- Problem
Single out each line with the word "annotationes" and copy it.

Stored data
------------------------------
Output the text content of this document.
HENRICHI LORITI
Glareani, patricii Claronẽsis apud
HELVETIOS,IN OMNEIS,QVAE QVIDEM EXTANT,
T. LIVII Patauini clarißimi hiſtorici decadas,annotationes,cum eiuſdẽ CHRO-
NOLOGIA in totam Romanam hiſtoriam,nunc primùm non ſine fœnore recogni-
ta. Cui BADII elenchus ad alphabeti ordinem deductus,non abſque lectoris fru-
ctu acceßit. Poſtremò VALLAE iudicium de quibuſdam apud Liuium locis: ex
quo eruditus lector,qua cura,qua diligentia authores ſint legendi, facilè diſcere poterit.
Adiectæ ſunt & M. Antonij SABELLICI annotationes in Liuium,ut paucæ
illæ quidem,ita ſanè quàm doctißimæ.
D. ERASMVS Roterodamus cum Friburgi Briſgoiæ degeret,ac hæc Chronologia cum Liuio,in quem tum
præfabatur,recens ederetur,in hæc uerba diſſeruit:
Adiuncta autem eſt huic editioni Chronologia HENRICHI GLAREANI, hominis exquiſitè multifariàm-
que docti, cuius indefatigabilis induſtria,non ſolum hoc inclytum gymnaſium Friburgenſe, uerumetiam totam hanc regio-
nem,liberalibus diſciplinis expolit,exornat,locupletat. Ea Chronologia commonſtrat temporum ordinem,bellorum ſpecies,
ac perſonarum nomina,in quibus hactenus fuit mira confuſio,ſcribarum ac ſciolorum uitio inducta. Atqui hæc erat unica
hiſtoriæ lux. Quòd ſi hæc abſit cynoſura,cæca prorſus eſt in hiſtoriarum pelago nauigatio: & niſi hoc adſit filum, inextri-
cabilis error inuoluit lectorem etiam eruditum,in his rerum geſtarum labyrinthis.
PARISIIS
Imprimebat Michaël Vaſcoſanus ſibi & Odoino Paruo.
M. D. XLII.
------------------------------
- Exercise result
T. LIVII Patauini clarißimi hiſtorici decadas,annotationes,cum eiuſdẽ CHRO-
Adiectæ ſunt & M. Antonij SABELLICI annotationes in Liuium,ut paucæ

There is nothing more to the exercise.